Prompt: Below are some records. Pull every line that contains the word "principles".

[Collection entries]

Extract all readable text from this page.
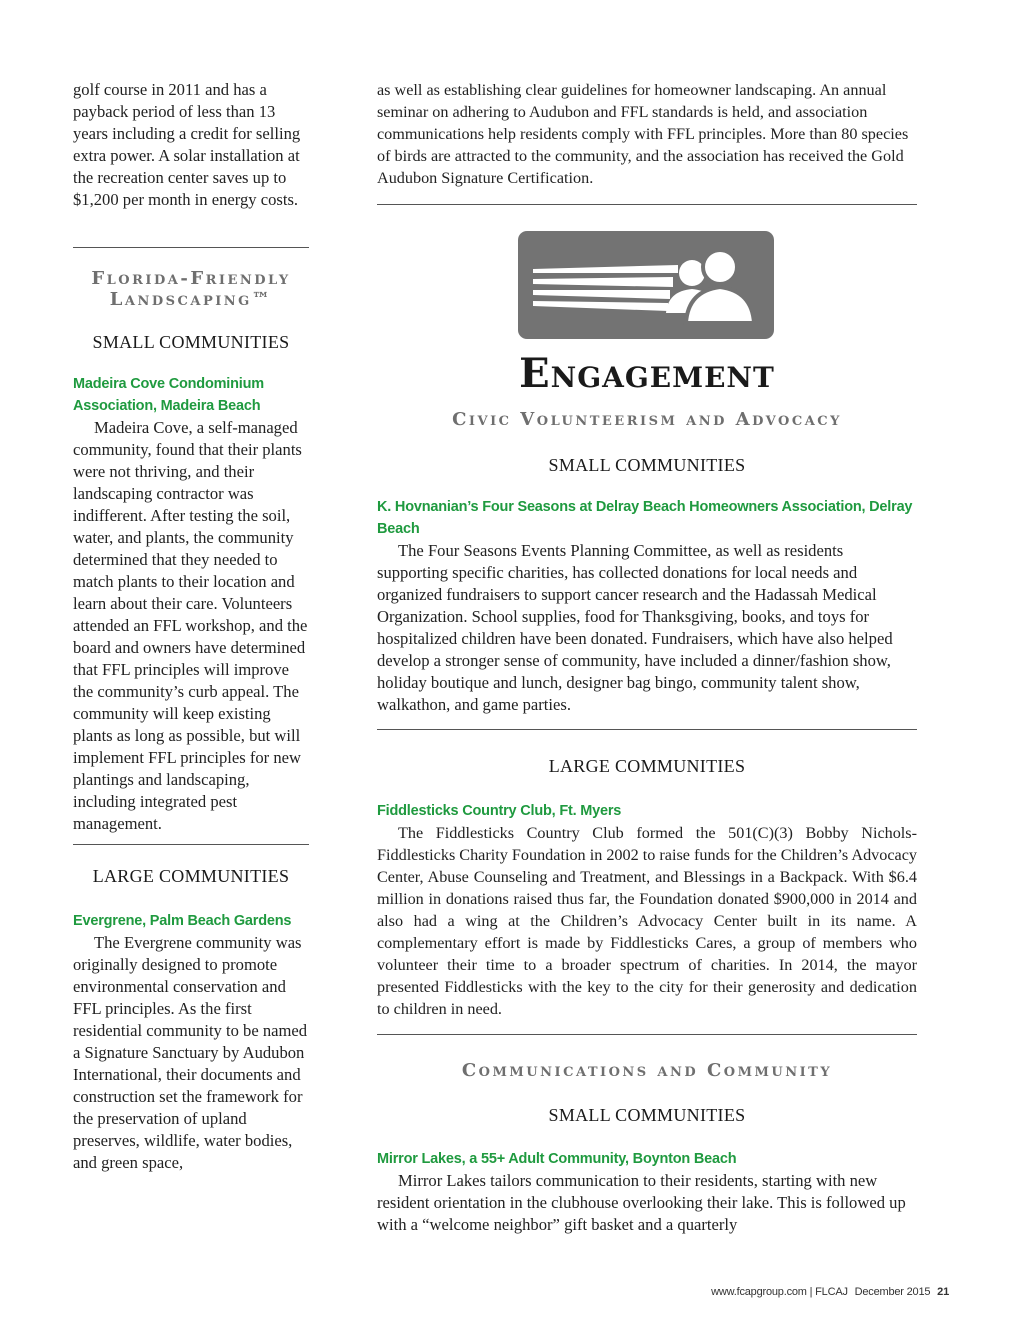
golf course in 2011 and has a payback period of less than 13 years including a credit for selling extra power. A solar installation at the recreation center saves up to $1,200 per month in energy costs.

Florida-Friendly
Landscaping™
SMALL COMMUNITIES
Madeira Cove Condominium Association, Madeira Beach

Madeira Cove, a self-managed community, found that their plants were not thriving, and their landscaping contractor was indifferent. After testing the soil, water, and plants, the community determined that they needed to match plants to their location and learn about their care. Volunteers attended an FFL workshop, and the board and owners have determined that FFL principles will improve the community’s curb appeal. The community will keep existing plants as long as possible, but will implement FFL principles for new plantings and landscaping, including integrated pest management.

LARGE COMMUNITIES
Evergrene, Palm Beach Gardens

The Evergrene community was originally designed to promote environmental conservation and FFL principles. As the first residential community to be named a Signature Sanctuary by Audubon International, their documents and construction set the framework for the preservation of upland preserves, wildlife, water bodies, and green space,

as well as establishing clear guidelines for homeowner landscaping. An annual seminar on adhering to Audubon and FFL standards is held, and association communications help residents comply with FFL principles. More than 80 species of birds are attracted to the community, and the association has received the Gold Audubon Signature Certification.

Engagement
Civic Volunteerism and Advocacy
SMALL COMMUNITIES
K. Hovnanian’s Four Seasons at Delray Beach Homeowners Association, Delray Beach

The Four Seasons Events Planning Committee, as well as residents supporting specific charities, has collected donations for local needs and organized fundraisers to support cancer research and the Hadassah Medical Organization. School supplies, food for Thanksgiving, books, and toys for hospitalized children have been donated. Fundraisers, which have also helped develop a stronger sense of community, have included a dinner/fashion show, holiday boutique and lunch, designer bag bingo, community talent show, walkathon, and game parties.

LARGE COMMUNITIES
Fiddlesticks Country Club, Ft. Myers

The Fiddlesticks Country Club formed the 501(C)(3) Bobby Nichols-Fiddlesticks Charity Foundation in 2002 to raise funds for the Children’s Advocacy Center, Abuse Counseling and Treatment, and Blessings in a Backpack. With $6.4 million in donations raised thus far, the Foundation donated $900,000 in 2014 and also had a wing at the Children’s Advocacy Center built in its name. A complementary effort is made by Fiddlesticks Cares, a group of members who volunteer their time to a broader spectrum of charities. In 2014, the mayor presented Fiddlesticks with the key to the city for their generosity and dedication to children in need.

Communications and Community
SMALL COMMUNITIES
Mirror Lakes, a 55+ Adult Community, Boynton Beach

Mirror Lakes tailors communication to their residents, starting with new resident orientation in the clubhouse overlooking their lake. This is followed up with a “welcome neighbor” gift basket and a quarterly

www.fcapgroup.com | FLCAJ December 2015 21
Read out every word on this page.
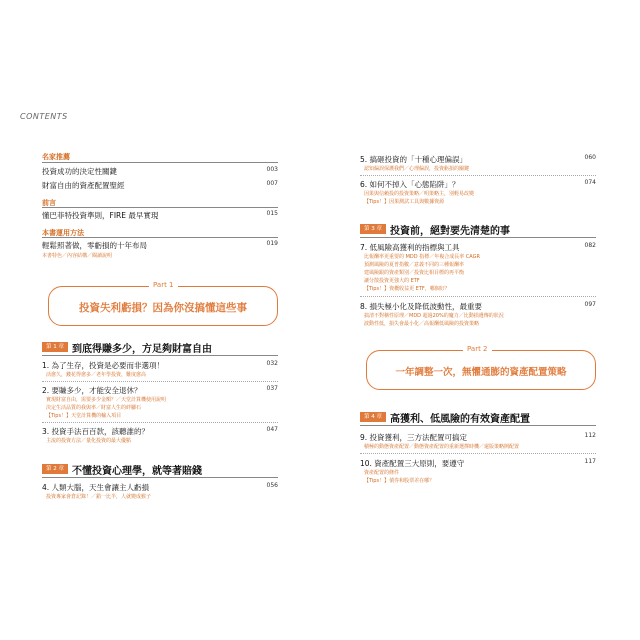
CONTENTS
名家推薦
投資成功的決定性關鍵	003
財富自由的資產配置聖經	007
前言
懂巴菲特投資準則，FIRE 最早實現	015
本書運用方法
輕鬆照著做，零虧損的十年布局	019
本書特色／內容結構／閱讀說明
Part 1
投資失利虧損？因為你沒搞懂這些事
第 1 章 到底得賺多少，方足夠財富自由
1. 為了生存，投資是必要而非選項！	032
活愈久，錢花得愈多／老年學投資，難度愈高
2. 要賺多少，才能安全退休？	037
實現財富自由，需要多少金額？／天堂計算機使用說明
決定生活品質的我與率／財富人生的絆腳石
【Tips！】天堂計算機的輸入項目
3. 投資手法百百款，該聽誰的？	047
主流的投資方法／量化投資的最大優點
第 2 章 不懂投資心理學，就等著賠錢
4. 人類大腦，天生會讓主人虧損	056
投資專家會倉記錄！／錯一比半，人就變成猴子
5. 搞砸投資的「十種心理偏誤」	060
認知偏誤保護我們／心理偏誤，投資虧損的關鍵
6. 如何不掉入「心態陷阱」？	074
因果與信賴投的投資策略／明策略主，別輕易改變
【Tips！】因果測試工具與數據資源
第 3 章 投資前，絕對要先清楚的事
7. 低風險高獲利的指標與工具	082
比報酬率更重要的 MDD 指標／年複合成長率 CAGR
預測風險的夏普指數／意義不同的三種報酬率
建風險跟的資產類別／投資比相目標的再平衡
讓分散投資更強大的 ETF
【Tips！】資概收益更 ETF，哪個好？
8. 損失極小化及降低波動性，最重要	097
搞清不對稱性原理／MDD 超過20%的魔力／比動損遺傳的狀況
波動性低，損失會最小化／高報酬低風險的投資策略
Part 2
一年調整一次，無懼通膨的資產配置策略
第 4 章 高獲利、低風險的有效資產配置
9. 投資獲利，三方法配置可搞定	112
積極的動態資產配置／動態資產配置的重新選擇時機／還版策略開配置
10. 資產配置三大原則，要遵守	117
資產配置的條件
【Tips！】債券和股票差在哪？
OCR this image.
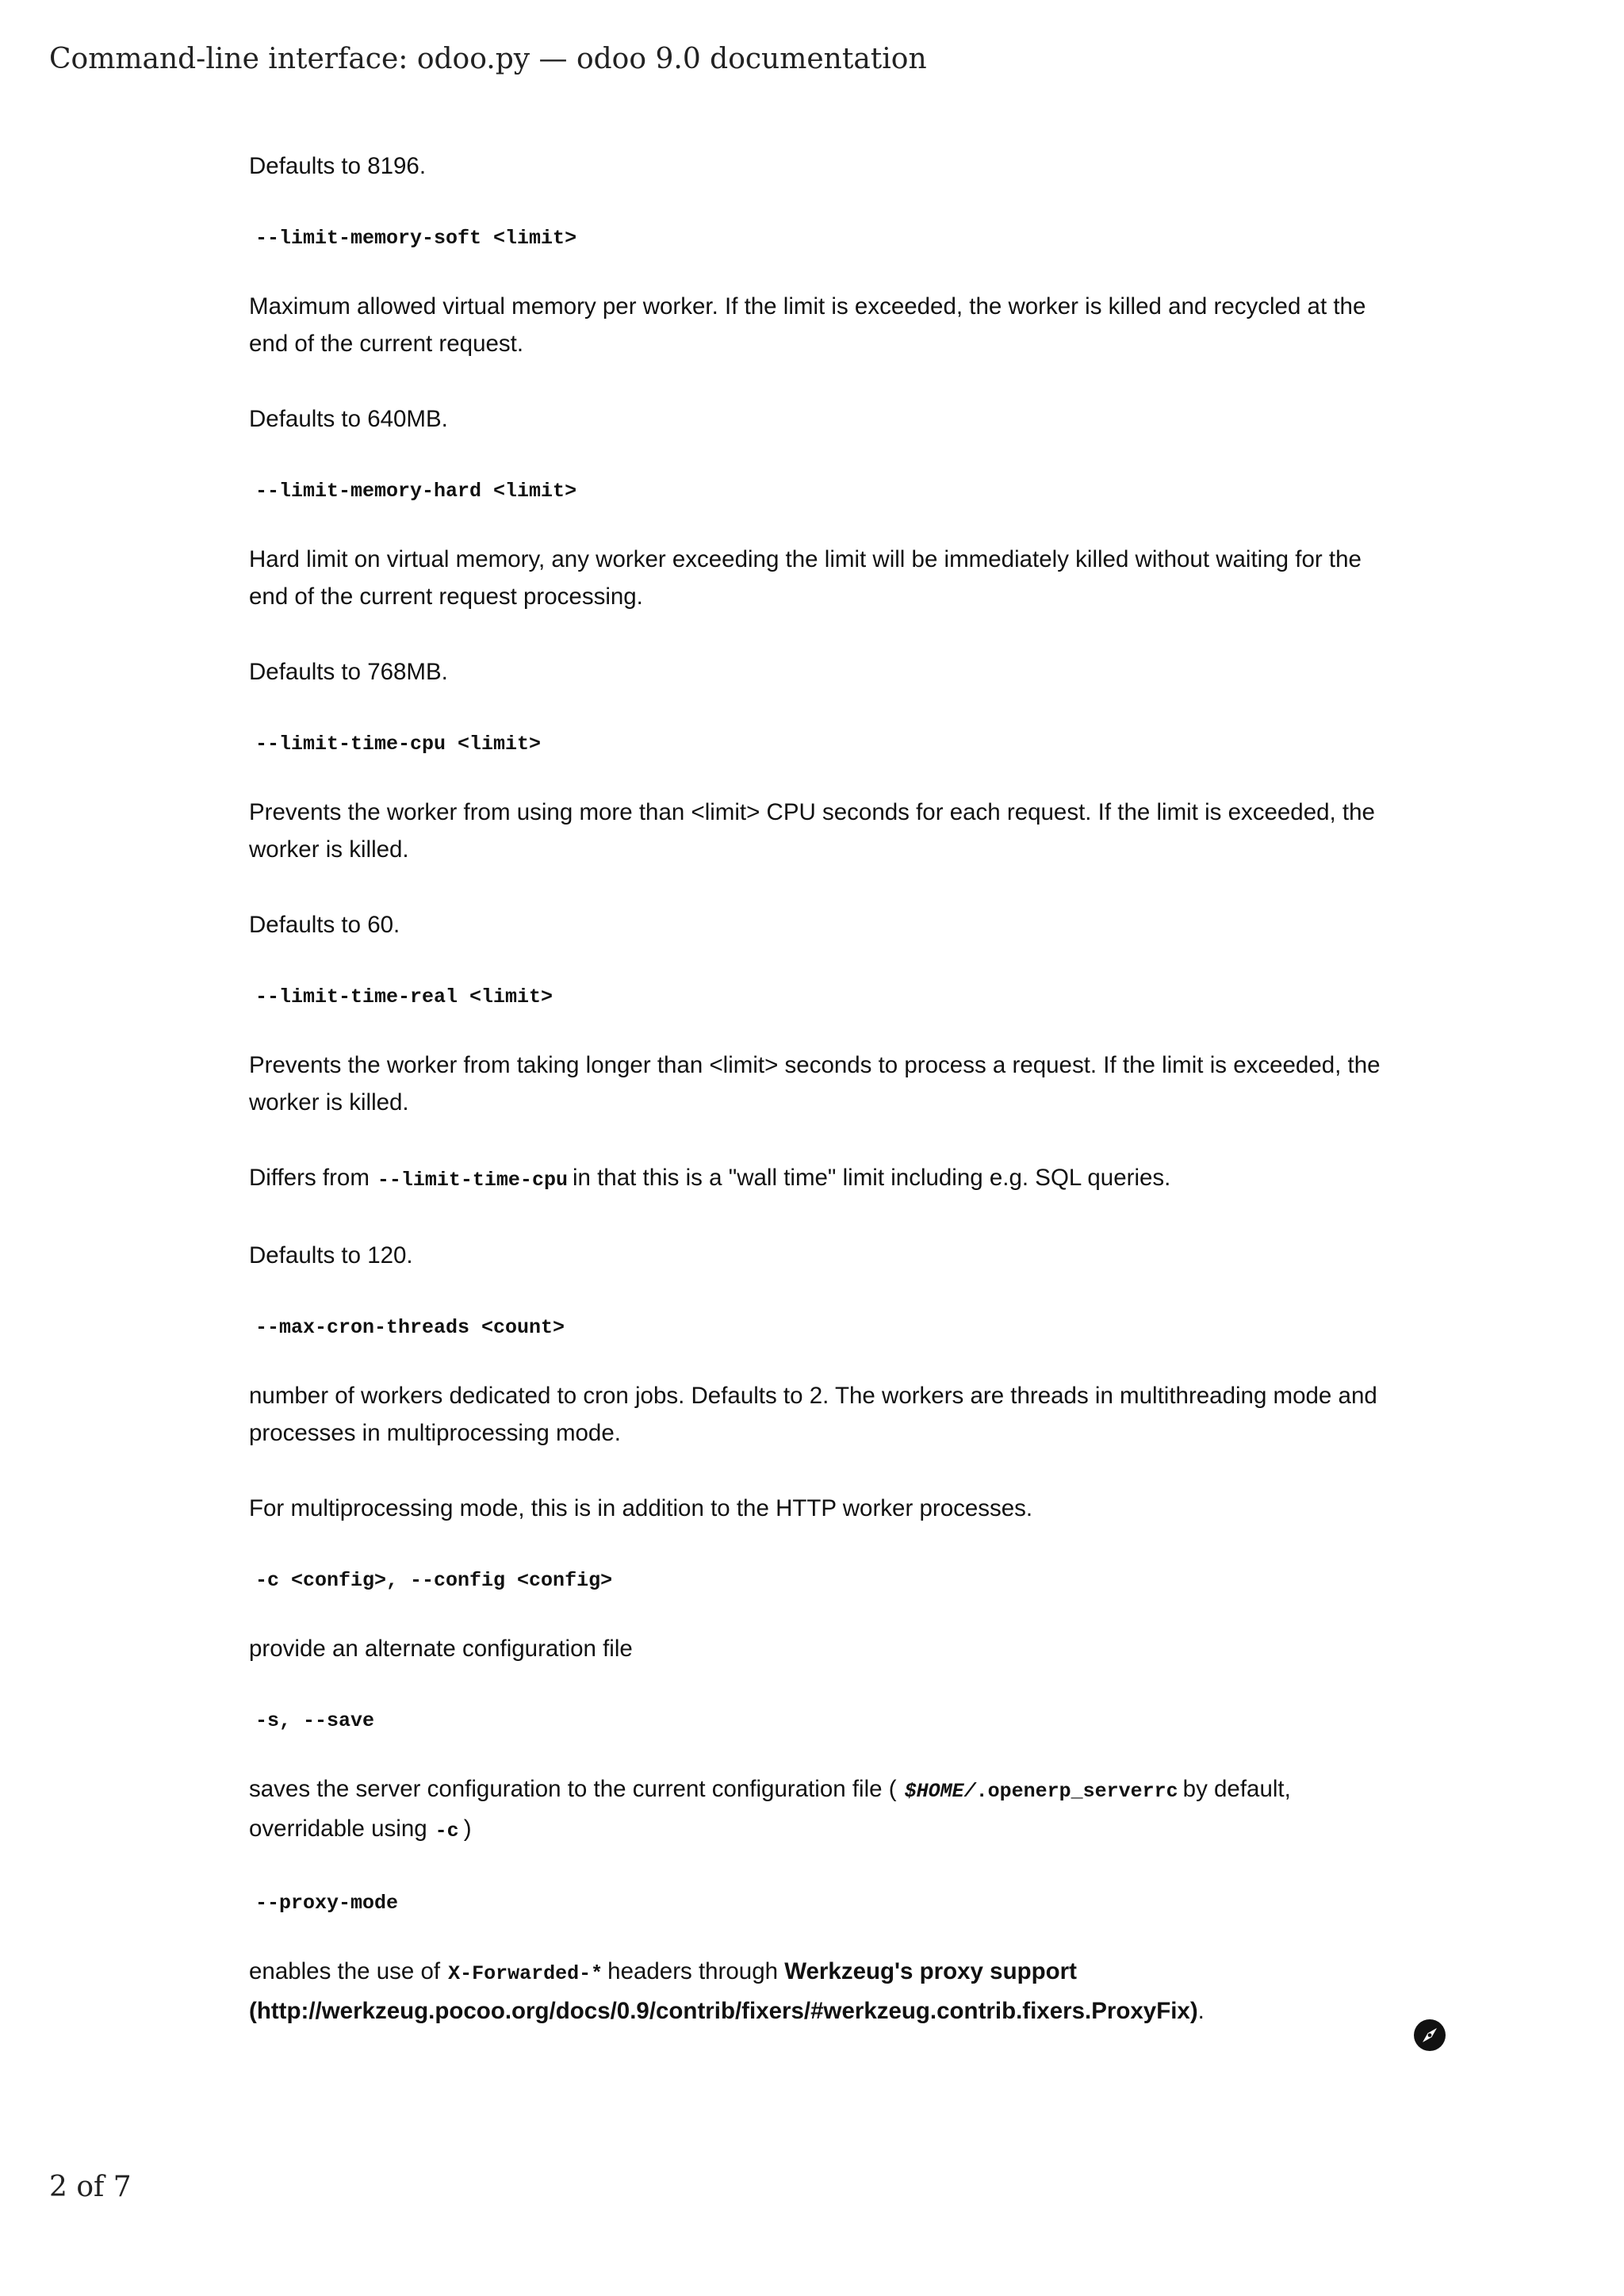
Command-line interface: odoo.py — odoo 9.0 documentation
Defaults to 8196.
--limit-memory-soft <limit>
Maximum allowed virtual memory per worker. If the limit is exceeded, the worker is killed and recycled at the end of the current request.
Defaults to 640MB.
--limit-memory-hard <limit>
Hard limit on virtual memory, any worker exceeding the limit will be immediately killed without waiting for the end of the current request processing.
Defaults to 768MB.
--limit-time-cpu <limit>
Prevents the worker from using more than <limit> CPU seconds for each request. If the limit is exceeded, the worker is killed.
Defaults to 60.
--limit-time-real <limit>
Prevents the worker from taking longer than <limit> seconds to process a request. If the limit is exceeded, the worker is killed.
Differs from --limit-time-cpu in that this is a "wall time" limit including e.g. SQL queries.
Defaults to 120.
--max-cron-threads <count>
number of workers dedicated to cron jobs. Defaults to 2. The workers are threads in multithreading mode and processes in multiprocessing mode.
For multiprocessing mode, this is in addition to the HTTP worker processes.
-c <config>, --config <config>
provide an alternate configuration file
-s, --save
saves the server configuration to the current configuration file ( $HOME/.openerp_serverrc by default, overridable using -c )
--proxy-mode
enables the use of X-Forwarded-* headers through Werkzeug's proxy support (http://werkzeug.pocoo.org/docs/0.9/contrib/fixers/#werkzeug.contrib.fixers.ProxyFix).
2 of 7
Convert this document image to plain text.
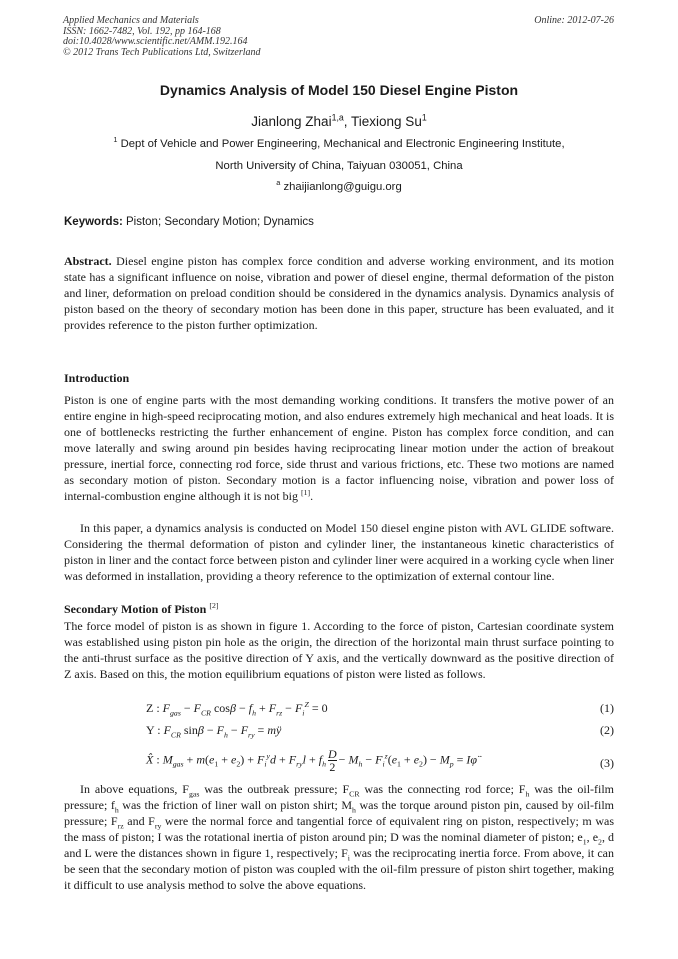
Applied Mechanics and Materials
ISSN: 1662-7482, Vol. 192, pp 164-168
doi:10.4028/www.scientific.net/AMM.192.164
© 2012 Trans Tech Publications Ltd, Switzerland
Online: 2012-07-26
Dynamics Analysis of Model 150 Diesel Engine Piston
Jianlong Zhai$^{1,a}$, Tiexiong Su$^1$
$^1$ Dept of Vehicle and Power Engineering, Mechanical and Electronic Engineering Institute,
North University of China, Taiyuan 030051, China
$^a$ zhaijianlong@guigu.org
Keywords: Piston; Secondary Motion; Dynamics

Abstract. Diesel engine piston has complex force condition and adverse working environment, and its motion state has a significant influence on noise, vibration and power of diesel engine, thermal deformation of the piston and liner, deformation on preload condition should be considered in the dynamics analysis. Dynamics analysis of piston based on the theory of secondary motion has been done in this paper, structure has been evaluated, and it provides reference to the piston further optimization.

Introduction

Piston is one of engine parts with the most demanding working conditions. It transfers the motive power of an entire engine in high-speed reciprocating motion, and also endures extremely high mechanical and heat loads. It is one of bottlenecks restricting the further enhancement of engine. Piston has complex force condition, and can move laterally and swing around pin besides having reciprocating linear motion under the action of breakout pressure, inertial force, connecting rod force, side thrust and various frictions, etc. These two motions are named as secondary motion of piston. Secondary motion is a factor influencing noise, vibration and power loss of internal-combustion engine although it is not big [1].

In this paper, a dynamics analysis is conducted on Model 150 diesel engine piston with AVL GLIDE software. Considering the thermal deformation of piston and cylinder liner, the instantaneous kinetic characteristics of piston in liner and the contact force between piston and cylinder liner were acquired in a working cycle when liner was deformed in installation, providing a theory reference to the optimization of external contour line.

Secondary Motion of Piston [2]

The force model of piston is as shown in figure 1. According to the force of piston, Cartesian coordinate system was established using piston pin hole as the origin, the direction of the horizontal main thrust surface pointing to the anti-thrust surface as the positive direction of Y axis, and the vertically downward as the positive direction of Z axis. Based on this, the motion equilibrium equations of piston were listed as follows.

Z : $F_{gas} - F_{CR}$ $\cos\beta - f_h + F_{rz} - F_i^Z = 0$	(1)
Y : $F_{CR}$ $\sin\beta - F_h - F_{ry}$ = mÿ	(2)
X̂ : $M_{gas} + m(e_1 + e_2) + F_i^yd + F_{ry}l + f_h \frac{D}{2} - M_h - F_i^z(e_1 + e_2) - M_p$ = Iφ̈	(3)

In above equations, $F_{gas}$ was the outbreak pressure; $F_{CR}$ was the connecting rod force; $F_h$ was the oil-film pressure; $f_h$ was the friction of liner wall on piston shirt; $M_h$ was the torque around piston pin, caused by oil-film pressure; $F_{rz}$ and $F_{ry}$ were the normal force and tangential force of equivalent ring on piston, respectively; m was the mass of piston; I was the rotational inertia of piston around pin; D was the nominal diameter of piston; $e_1$, $e_2$, d and L were the distances shown in figure 1, respectively; $F_i$ was the reciprocating inertia force. From above, it can be seen that the secondary motion of piston was coupled with the oil-film pressure of piston shirt together, making it difficult to use analysis method to solve the above equations.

Exercise answer:
Madeira Cove, a self-managed community, found that their plants were not thriving, and their landscaping contractor was indifferent. After testing the soil, water, and plants, the community determined that they needed to match plants to their location and learn about their care. Volunteers attended an FFL workshop, and the board and owners have determined that FFL principles will improve the community’s curb appeal. The community will keep existing plants as long as possible, but will implement FFL principles for new plantings and landscaping, including integrated pest management.
The Evergrene community was originally designed to promote environmental conservation and FFL principles. As the first residential community to be named a Signature Sanctuary by Audubon International, their documents and construction set the framework for the preservation of upland preserves, wildlife, water bodies, and green space,
as well as establishing clear guidelines for homeowner landscaping. An annual seminar on adhering to Audubon and FFL standards is held, and association communications help residents comply with FFL principles. More than 80 species of birds are attracted to the community, and the association has received the Gold Audubon Signature Certification.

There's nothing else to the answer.